[Opening Extract section]

Protesters toss statue of explorer James Cook into Victoria harbour; totem pole later burned

·3 min read
A statue of 18th century British explorer Capt. James Cook was pulled down and thrown into Victoria's Inner Harbour on the evening of July 1. What remains is the broken shoe and leg of the statue on its pedestal.  (Mike McArthur/CBC - image credit)
A statue of 18th century British explorer Capt. James Cook was pulled down and thrown into Victoria's Inner Harbour on the evening of July 1. What remains is the broken shoe and leg of the statue on its pedestal. (Mike McArthur/CBC - image credit)

Two incidents of vandalism on Vancouver Island Thursday night and Friday morning could be related, according to RCMP.

A statue of Capt. James Cook, an 18th century British navigator, explorer and map-maker, was torn down and thrown into the Inner Harbour of B.C.'s capital on Thursday night.

[Closing Extract section]
[Opening Record set section]

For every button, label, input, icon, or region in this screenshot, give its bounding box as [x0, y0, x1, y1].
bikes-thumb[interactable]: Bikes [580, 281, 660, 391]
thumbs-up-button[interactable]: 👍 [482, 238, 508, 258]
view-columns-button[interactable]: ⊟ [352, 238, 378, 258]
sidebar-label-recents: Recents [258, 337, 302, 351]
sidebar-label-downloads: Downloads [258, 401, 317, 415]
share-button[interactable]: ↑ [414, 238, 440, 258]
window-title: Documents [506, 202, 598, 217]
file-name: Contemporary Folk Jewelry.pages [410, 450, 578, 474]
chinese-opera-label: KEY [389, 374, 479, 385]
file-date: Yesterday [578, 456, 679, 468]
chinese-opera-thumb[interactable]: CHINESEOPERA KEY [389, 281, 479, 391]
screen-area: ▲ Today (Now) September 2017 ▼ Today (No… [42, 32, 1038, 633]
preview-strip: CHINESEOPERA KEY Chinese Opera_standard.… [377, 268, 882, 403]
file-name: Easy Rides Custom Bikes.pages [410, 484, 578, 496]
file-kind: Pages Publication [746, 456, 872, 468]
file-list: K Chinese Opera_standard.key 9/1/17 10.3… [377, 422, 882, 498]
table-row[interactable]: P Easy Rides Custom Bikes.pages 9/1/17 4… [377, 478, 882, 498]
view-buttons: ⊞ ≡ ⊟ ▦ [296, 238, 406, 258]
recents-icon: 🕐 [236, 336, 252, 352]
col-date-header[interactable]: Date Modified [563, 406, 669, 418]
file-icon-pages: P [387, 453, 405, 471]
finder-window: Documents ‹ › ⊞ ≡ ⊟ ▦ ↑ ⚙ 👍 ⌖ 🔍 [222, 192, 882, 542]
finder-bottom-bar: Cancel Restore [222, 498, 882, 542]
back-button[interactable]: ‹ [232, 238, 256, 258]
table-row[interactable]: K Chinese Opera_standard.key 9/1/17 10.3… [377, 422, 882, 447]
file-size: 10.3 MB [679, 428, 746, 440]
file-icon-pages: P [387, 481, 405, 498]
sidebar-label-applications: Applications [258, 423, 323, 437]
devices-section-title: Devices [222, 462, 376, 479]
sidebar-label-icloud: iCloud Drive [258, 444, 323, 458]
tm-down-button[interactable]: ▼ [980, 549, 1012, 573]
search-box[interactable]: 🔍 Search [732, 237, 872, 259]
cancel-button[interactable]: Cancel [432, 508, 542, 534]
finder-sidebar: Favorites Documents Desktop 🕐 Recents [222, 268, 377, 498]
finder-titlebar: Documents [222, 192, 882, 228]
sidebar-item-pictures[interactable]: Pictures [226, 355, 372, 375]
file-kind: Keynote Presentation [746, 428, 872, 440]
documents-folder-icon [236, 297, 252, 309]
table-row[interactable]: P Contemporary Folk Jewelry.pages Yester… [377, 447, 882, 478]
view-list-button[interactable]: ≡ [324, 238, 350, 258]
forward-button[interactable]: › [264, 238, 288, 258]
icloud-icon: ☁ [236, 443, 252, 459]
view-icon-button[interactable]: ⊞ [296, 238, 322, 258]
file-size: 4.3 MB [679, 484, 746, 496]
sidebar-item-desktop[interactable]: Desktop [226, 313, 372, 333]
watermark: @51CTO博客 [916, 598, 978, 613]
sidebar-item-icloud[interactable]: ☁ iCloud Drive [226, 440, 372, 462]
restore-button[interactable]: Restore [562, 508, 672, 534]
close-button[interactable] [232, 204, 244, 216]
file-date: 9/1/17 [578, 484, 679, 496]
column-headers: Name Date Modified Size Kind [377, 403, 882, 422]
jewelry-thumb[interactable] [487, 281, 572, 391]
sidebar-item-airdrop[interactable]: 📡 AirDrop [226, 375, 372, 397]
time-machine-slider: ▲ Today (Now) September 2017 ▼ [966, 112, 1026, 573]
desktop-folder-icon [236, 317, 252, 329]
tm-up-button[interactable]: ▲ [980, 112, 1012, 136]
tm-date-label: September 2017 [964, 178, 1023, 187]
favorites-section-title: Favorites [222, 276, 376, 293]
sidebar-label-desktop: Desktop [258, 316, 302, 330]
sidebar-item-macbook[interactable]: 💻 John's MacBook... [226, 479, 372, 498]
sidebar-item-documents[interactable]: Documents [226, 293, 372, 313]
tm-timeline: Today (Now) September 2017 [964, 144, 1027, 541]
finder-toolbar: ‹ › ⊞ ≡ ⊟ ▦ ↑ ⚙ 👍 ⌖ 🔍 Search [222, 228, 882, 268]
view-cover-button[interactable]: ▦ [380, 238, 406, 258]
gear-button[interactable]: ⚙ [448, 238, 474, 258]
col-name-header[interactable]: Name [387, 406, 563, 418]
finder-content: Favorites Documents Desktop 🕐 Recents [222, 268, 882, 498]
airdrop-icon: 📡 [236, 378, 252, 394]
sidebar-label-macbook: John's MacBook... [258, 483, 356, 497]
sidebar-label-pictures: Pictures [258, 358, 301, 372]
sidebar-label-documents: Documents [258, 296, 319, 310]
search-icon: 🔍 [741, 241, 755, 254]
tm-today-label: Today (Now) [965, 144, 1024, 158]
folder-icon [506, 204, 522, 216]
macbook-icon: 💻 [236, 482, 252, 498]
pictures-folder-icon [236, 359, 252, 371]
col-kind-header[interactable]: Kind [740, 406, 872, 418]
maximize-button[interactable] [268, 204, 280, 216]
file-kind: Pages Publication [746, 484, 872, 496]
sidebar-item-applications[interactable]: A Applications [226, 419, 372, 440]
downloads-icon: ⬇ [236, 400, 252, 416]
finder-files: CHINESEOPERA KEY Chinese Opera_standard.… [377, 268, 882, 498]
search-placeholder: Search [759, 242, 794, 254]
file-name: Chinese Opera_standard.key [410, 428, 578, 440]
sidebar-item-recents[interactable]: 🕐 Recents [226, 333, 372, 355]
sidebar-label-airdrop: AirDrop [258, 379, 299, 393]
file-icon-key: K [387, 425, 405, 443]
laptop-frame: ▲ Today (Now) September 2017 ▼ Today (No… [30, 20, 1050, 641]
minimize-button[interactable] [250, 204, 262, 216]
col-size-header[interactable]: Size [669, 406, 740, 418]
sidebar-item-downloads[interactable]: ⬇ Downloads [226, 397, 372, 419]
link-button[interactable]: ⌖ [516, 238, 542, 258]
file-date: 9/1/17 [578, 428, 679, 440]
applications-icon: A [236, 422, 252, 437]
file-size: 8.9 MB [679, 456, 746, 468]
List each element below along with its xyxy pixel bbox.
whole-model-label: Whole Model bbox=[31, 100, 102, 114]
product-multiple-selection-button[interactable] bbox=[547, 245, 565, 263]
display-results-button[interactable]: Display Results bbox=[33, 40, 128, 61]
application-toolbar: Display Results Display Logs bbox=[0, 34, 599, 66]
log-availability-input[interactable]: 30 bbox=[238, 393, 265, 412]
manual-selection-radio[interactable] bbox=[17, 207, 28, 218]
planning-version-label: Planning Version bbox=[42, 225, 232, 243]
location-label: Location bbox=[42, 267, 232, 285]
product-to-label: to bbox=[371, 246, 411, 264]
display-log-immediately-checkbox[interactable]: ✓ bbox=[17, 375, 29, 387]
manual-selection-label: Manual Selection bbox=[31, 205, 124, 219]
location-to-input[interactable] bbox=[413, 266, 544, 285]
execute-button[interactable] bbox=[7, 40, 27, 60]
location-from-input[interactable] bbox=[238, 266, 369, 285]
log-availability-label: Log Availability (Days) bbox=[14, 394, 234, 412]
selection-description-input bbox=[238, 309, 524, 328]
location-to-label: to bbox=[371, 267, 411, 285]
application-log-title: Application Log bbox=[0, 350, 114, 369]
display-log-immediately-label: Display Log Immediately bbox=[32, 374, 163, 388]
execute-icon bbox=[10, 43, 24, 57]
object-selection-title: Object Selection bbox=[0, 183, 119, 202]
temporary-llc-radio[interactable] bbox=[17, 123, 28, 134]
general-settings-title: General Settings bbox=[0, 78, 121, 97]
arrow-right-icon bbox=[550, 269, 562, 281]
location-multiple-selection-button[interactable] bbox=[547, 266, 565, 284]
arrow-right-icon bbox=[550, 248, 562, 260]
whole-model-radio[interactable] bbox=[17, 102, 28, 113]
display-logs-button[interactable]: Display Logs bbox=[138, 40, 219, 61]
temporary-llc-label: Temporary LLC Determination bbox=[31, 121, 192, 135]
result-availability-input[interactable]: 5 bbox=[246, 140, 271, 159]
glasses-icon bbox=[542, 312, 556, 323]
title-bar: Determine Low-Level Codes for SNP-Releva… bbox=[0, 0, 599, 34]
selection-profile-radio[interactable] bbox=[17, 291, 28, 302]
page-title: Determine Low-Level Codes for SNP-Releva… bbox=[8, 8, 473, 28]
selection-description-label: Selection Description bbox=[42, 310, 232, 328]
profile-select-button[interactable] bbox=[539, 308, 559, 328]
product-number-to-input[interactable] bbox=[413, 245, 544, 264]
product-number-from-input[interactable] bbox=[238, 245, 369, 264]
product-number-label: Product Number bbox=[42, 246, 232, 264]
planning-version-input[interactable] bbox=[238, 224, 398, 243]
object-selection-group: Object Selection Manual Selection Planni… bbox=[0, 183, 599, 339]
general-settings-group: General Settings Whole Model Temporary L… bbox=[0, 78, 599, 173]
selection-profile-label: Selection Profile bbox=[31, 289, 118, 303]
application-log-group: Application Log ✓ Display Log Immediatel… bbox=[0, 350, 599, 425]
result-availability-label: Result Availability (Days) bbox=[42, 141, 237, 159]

[Closing Record set section]

== Activities ==
1/ Reproduce verbatim the stretch of the news report from "Protesters toss statue" through "on Thursday night.".
2/ Pick up the news report about the toppled Cook statue where it stops and carry it further.
None of the records is required for the work on the news report.

== Answer list ==
1/
Protesters toss statue of explorer James Cook into Victoria harbour; totem pole later burned

·3 min read
A statue of 18th century British explorer Capt. James Cook was pulled down and thrown into Victoria's Inner Harbour on the evening of July 1. What remains is the broken shoe and leg of the statue on its pedestal.  (Mike McArthur/CBC - image credit)
A statue of 18th century British explorer Capt. James Cook was pulled down and thrown into Victoria's Inner Harbour on the evening of July 1. What remains is the broken shoe and leg of the statue on its pedestal. (Mike McArthur/CBC - image credit)

Two incidents of vandalism on Vancouver Island Thursday night and Friday morning could be related, according to RCMP.

A statue of Capt. James Cook, an 18th century British navigator, explorer and map-maker, was torn down and thrown into the Inner Harbour of B.C.'s capital on Thursday night.

2/
Police were nearby at the time for a ceremony on the legislature lawn where thousands of people had gathered.

"It was really quite a moving and profound gathering and ceremony, just a sea of orange downtown to reflect on the painful legacy of the residential school system in Canada," said Victoria Police Department spokesperson Cam MacIntyre.

At about 8 p.m., some people started breaking off from the gathering and marched toward the statue on the 700-block of Government Street, he added.

Once they arrived, the statue was pulled down and thrown into the water.

Climate Justice Victoria/Twitter
Climate Justice Victoria/Twitter

In addition to sailing to Australia, New Zealand and throughout the Pacific, Cook is known for landing on the west coast of Vancouver Island in 1778. He anchored in Nootka Sound before continuing an expedition to search for the Northwest Passage. He was unsuccessful in that effort and died in Hawaii the following year during a dispute with islanders.

Victoria resident Rick Gudz was on his boat in the Inner Harbour when he said between 400 and 500 people moved into the area.

He said a young woman took control of the crowd, and protesters gave speeches before throwing the statue into the water.

"It was definitely dramatic for Victoria," he said.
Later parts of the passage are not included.